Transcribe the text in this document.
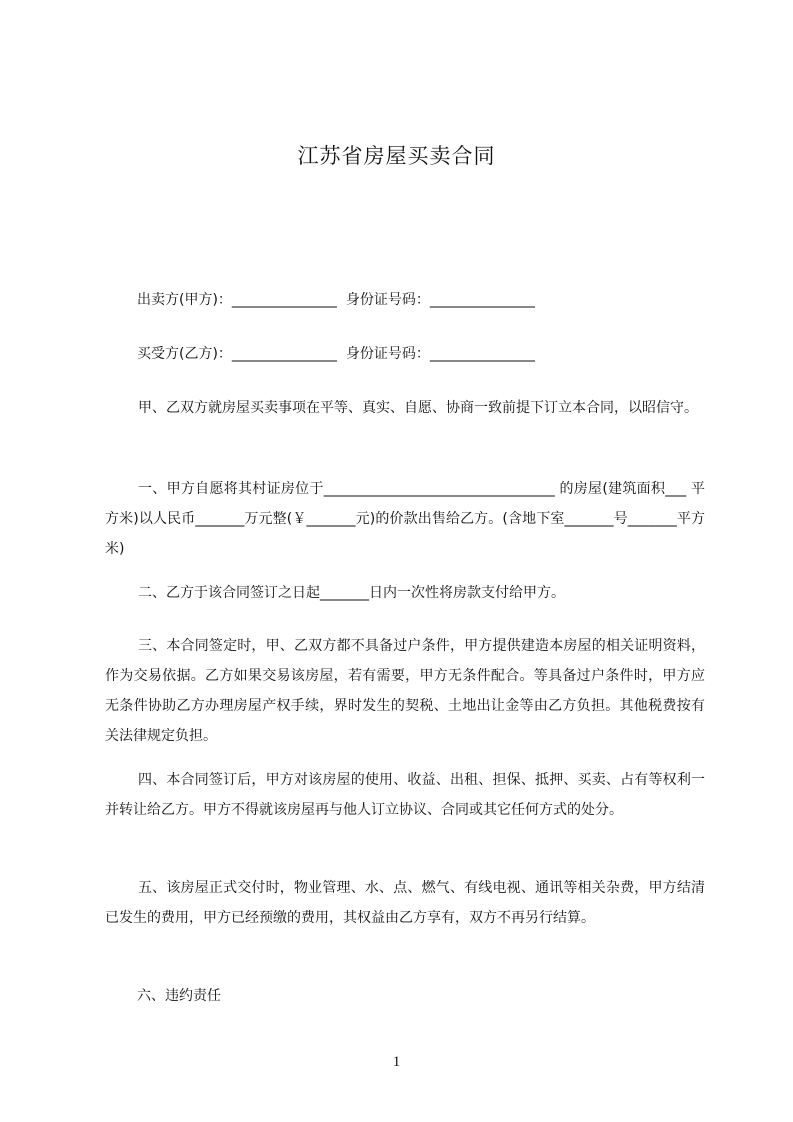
江苏省房屋买卖合同
出卖方(甲方)：_______________  身份证号码：_______________
买受方(乙方)：_______________  身份证号码：_______________

甲、乙双方就房屋买卖事项在平等、真实、自愿、协商一致前提下订立本合同，以昭信守。

一、甲方自愿将其村证房位于_________________________________ 的房屋(建筑面积___ 平方米)以人民币_______万元整(￥_______元)的价款出售给乙方。(含地下室_______号_______平方米)

二、乙方于该合同签订之日起_______日内一次性将房款支付给甲方。

三、本合同签定时，甲、乙双方都不具备过户条件，甲方提供建造本房屋的相关证明资料，作为交易依据。乙方如果交易该房屋，若有需要，甲方无条件配合。等具备过户条件时，甲方应无条件协助乙方办理房屋产权手续，界时发生的契税、土地出让金等由乙方负担。其他税费按有关法律规定负担。

四、本合同签订后，甲方对该房屋的使用、收益、出租、担保、抵押、买卖、占有等权利一并转让给乙方。甲方不得就该房屋再与他人订立协议、合同或其它任何方式的处分。

五、该房屋正式交付时，物业管理、水、点、燃气、有线电视、通讯等相关杂费，甲方结清已发生的费用，甲方已经预缴的费用，其权益由乙方享有，双方不再另行结算。

六、违约责任
1
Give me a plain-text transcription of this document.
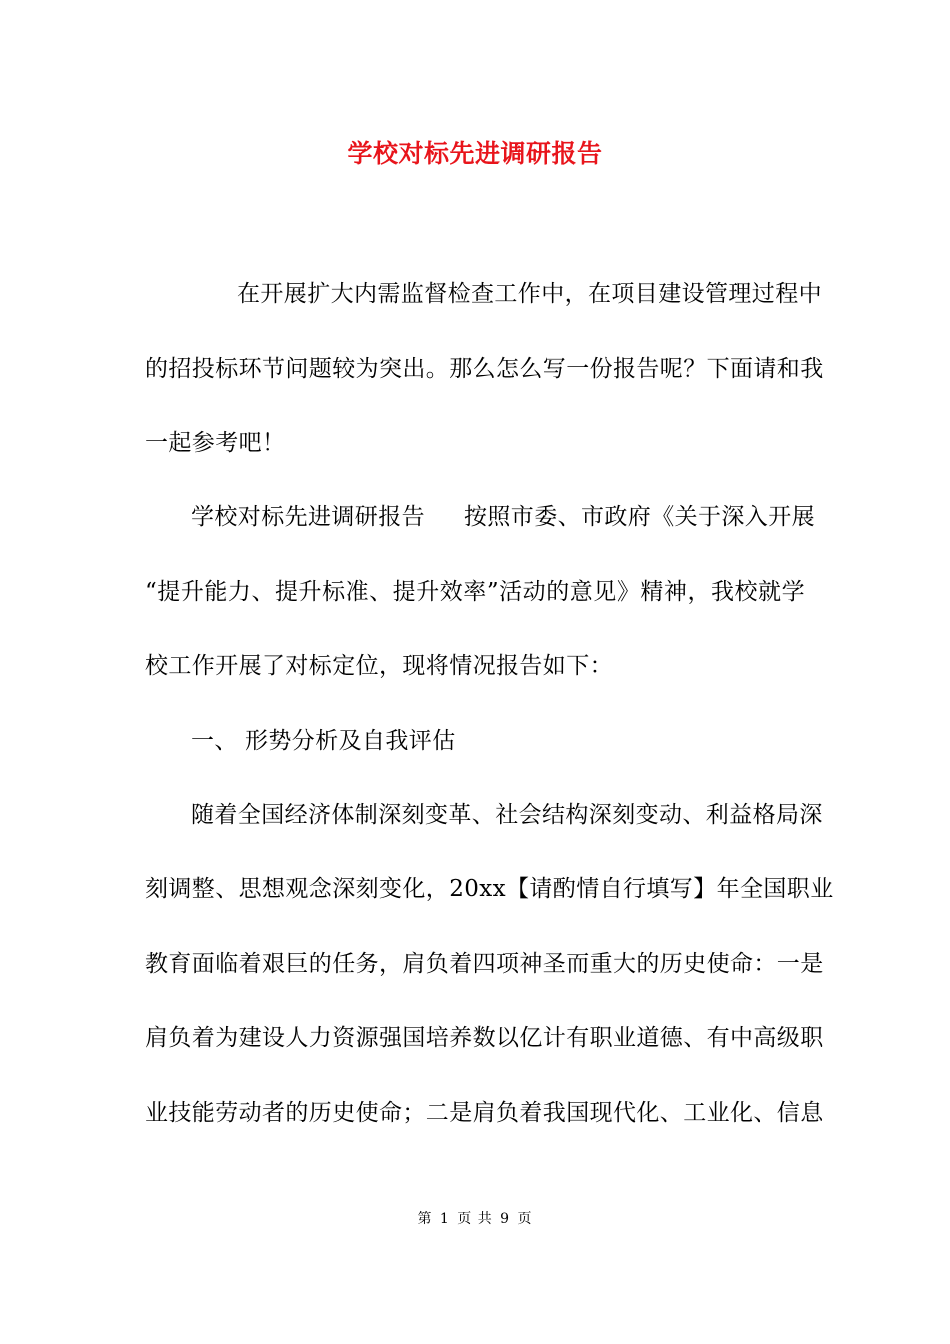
学校对标先进调研报告
在开展扩大内需监督检查工作中，在项目建设管理过程中
的招投标环节问题较为突出。那么怎么写一份报告呢？下面请和我
一起参考吧！
学校对标先进调研报告	按照市委、市政府《关于深入开展
“提升能力、提升标准、提升效率”活动的意见》精神，我校就学
校工作开展了对标定位，现将情况报告如下：
一、 形势分析及自我评估
随着全国经济体制深刻变革、社会结构深刻变动、利益格局深
刻调整、思想观念深刻变化，20xx【请酌情自行填写】年全国职业
教育面临着艰巨的任务，肩负着四项神圣而重大的历史使命：一是
肩负着为建设人力资源强国培养数以亿计有职业道德、有中高级职
业技能劳动者的历史使命；二是肩负着我国现代化、工业化、信息
第 1 页 共 9 页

● ● ● ● ● ● ●

**What the exercise asks**: Return each line with "学校对标先进调研报告".

**Problem solution**:
学校对标先进调研报告
学校对标先进调研报告	按照市委、市政府《关于深入开展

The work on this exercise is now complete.